Task statement = Reproduce the complete listing without any deviation.

===

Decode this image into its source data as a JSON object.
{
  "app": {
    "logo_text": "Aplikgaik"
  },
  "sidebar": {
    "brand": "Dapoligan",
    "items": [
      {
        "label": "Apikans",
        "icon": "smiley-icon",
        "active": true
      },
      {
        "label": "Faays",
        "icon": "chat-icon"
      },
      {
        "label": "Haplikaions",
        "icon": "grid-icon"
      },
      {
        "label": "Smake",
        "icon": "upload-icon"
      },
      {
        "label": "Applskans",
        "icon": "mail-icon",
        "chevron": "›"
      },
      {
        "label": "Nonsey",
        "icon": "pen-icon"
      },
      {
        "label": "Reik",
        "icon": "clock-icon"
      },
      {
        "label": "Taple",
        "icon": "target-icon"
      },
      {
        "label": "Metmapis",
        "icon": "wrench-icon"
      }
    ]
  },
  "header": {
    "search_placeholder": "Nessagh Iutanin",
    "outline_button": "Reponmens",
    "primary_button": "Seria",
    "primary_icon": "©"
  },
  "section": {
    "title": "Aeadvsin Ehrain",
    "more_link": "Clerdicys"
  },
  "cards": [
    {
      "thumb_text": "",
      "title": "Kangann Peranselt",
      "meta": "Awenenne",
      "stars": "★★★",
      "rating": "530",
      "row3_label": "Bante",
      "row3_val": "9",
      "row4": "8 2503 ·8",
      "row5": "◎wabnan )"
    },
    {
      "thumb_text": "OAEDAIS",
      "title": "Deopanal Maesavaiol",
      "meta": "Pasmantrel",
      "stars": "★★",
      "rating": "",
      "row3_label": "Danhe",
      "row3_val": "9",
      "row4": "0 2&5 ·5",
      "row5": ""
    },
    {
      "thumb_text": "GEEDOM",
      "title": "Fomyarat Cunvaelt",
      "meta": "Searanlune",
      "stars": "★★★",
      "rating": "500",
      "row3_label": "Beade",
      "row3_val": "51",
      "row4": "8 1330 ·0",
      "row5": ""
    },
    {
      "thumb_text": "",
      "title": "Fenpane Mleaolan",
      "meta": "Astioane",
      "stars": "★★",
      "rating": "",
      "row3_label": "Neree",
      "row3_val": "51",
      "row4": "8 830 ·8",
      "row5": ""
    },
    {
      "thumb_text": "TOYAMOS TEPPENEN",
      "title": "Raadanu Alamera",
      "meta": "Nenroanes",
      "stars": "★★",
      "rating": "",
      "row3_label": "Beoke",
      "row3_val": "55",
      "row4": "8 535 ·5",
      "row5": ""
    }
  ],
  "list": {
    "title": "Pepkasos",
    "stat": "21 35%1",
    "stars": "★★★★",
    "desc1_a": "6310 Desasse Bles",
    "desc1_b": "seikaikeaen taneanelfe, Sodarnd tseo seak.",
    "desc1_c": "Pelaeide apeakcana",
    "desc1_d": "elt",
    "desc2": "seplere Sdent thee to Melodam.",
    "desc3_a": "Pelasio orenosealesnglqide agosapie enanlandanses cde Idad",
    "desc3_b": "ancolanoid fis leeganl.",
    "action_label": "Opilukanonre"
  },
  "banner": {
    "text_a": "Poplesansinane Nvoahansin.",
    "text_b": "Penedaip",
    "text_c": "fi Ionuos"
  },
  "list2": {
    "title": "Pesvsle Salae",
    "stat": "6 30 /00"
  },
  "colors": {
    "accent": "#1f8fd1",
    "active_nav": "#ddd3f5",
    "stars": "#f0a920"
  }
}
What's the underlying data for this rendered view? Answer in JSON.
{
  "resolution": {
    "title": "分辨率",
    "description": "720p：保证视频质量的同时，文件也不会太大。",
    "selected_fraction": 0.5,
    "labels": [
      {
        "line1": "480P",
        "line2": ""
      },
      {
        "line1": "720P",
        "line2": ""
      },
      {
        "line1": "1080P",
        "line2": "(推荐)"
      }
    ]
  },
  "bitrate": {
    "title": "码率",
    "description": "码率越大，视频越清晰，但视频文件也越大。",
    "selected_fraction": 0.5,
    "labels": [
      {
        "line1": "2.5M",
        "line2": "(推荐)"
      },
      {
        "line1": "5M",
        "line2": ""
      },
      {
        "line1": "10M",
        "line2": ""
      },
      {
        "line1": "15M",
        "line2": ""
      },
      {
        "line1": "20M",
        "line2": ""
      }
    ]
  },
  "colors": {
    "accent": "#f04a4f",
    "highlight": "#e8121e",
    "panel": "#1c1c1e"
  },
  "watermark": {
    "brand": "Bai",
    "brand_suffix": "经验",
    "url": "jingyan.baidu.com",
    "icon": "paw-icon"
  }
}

===

Correct result =
Decode this image into its source data as a JSON object.
{
  "app": {
    "logo_text": "Aplikgaik"
  },
  "sidebar": {
    "brand": "Dapoligan",
    "items": [
      {
        "label": "Apikans",
        "icon": "smiley-icon",
        "active": true
      },
      {
        "label": "Faays",
        "icon": "chat-icon"
      },
      {
        "label": "Haplikaions",
        "icon": "grid-icon"
      },
      {
        "label": "Smake",
        "icon": "upload-icon"
      },
      {
        "label": "Applskans",
        "icon": "mail-icon",
        "chevron": "›"
      },
      {
        "label": "Nonsey",
        "icon": "pen-icon"
      },
      {
        "label": "Reik",
        "icon": "clock-icon"
      },
      {
        "label": "Taple",
        "icon": "target-icon"
      },
      {
        "label": "Metmapis",
        "icon": "wrench-icon"
      }
    ]
  },
  "header": {
    "search_placeholder": "Nessagh Iutanin",
    "outline_button": "Reponmens",
    "primary_button": "Seria",
    "primary_icon": "©"
  },
  "section": {
    "title": "Aeadvsin Ehrain",
    "more_link": "Clerdicys"
  },
  "cards": [
    {
      "thumb_text": "",
      "title": "Kangann Peranselt",
      "meta": "Awenenne",
      "stars": "★★★",
      "rating": "530",
      "row3_label": "Bante",
      "row3_val": "9",
      "row4": "8 2503 ·8",
      "row5": "◎wabnan )"
    },
    {
      "thumb_text": "OAEDAIS",
      "title": "Deopanal Maesavaiol",
      "meta": "Pasmantrel",
      "stars": "★★",
      "rating": "",
      "row3_label": "Danhe",
      "row3_val": "9",
      "row4": "0 2&5 ·5",
      "row5": ""
    },
    {
      "thumb_text": "GEEDOM",
      "title": "Fomyarat Cunvaelt",
      "meta": "Searanlune",
      "stars": "★★★",
      "rating": "500",
      "row3_label": "Beade",
      "row3_val": "51",
      "row4": "8 1330 ·0",
      "row5": ""
    },
    {
      "thumb_text": "",
      "title": "Fenpane Mleaolan",
      "meta": "Astioane",
      "stars": "★★",
      "rating": "",
      "row3_label": "Neree",
      "row3_val": "51",
      "row4": "8 830 ·8",
      "row5": ""
    },
    {
      "thumb_text": "TOYAMOS TEPPENEN",
      "title": "Raadanu Alamera",
      "meta": "Nenroanes",
      "stars": "★★",
      "rating": "",
      "row3_label": "Beoke",
      "row3_val": "55",
      "row4": "8 535 ·5",
      "row5": ""
    }
  ],
  "list": {
    "title": "Pepkasos",
    "stat": "21 35%1",
    "stars": "★★★★",
    "desc1_a": "6310 Desasse Bles",
    "desc1_b": "seikaikeaen taneanelfe, Sodarnd tseo seak.",
    "desc1_c": "Pelaeide apeakcana",
    "desc1_d": "elt",
    "desc2": "seplere Sdent thee to Melodam.",
    "desc3_a": "Pelasio orenosealesnglqide agosapie enanlandanses cde Idad",
    "desc3_b": "ancolanoid fis leeganl.",
    "action_label": "Opilukanonre"
  },
  "banner": {
    "text_a": "Poplesansinane Nvoahansin.",
    "text_b": "Penedaip",
    "text_c": "fi Ionuos"
  },
  "list2": {
    "title": "Pesvsle Salae",
    "stat": "6 30 /00"
  },
  "colors": {
    "accent": "#1f8fd1",
    "active_nav": "#ddd3f5",
    "stars": "#f0a920"
  }
}
What's the underlying data for this rendered view? Answer in JSON.
{
  "resolution": {
    "title": "分辨率",
    "description": "720p：保证视频质量的同时，文件也不会太大。",
    "selected_fraction": 0.5,
    "labels": [
      {
        "line1": "480P",
        "line2": ""
      },
      {
        "line1": "720P",
        "line2": ""
      },
      {
        "line1": "1080P",
        "line2": "(推荐)"
      }
    ]
  },
  "bitrate": {
    "title": "码率",
    "description": "码率越大，视频越清晰，但视频文件也越大。",
    "selected_fraction": 0.5,
    "labels": [
      {
        "line1": "2.5M",
        "line2": "(推荐)"
      },
      {
        "line1": "5M",
        "line2": ""
      },
      {
        "line1": "10M",
        "line2": ""
      },
      {
        "line1": "15M",
        "line2": ""
      },
      {
        "line1": "20M",
        "line2": ""
      }
    ]
  },
  "colors": {
    "accent": "#f04a4f",
    "highlight": "#e8121e",
    "panel": "#1c1c1e"
  },
  "watermark": {
    "brand": "Bai",
    "brand_suffix": "经验",
    "url": "jingyan.baidu.com",
    "icon": "paw-icon"
  }
}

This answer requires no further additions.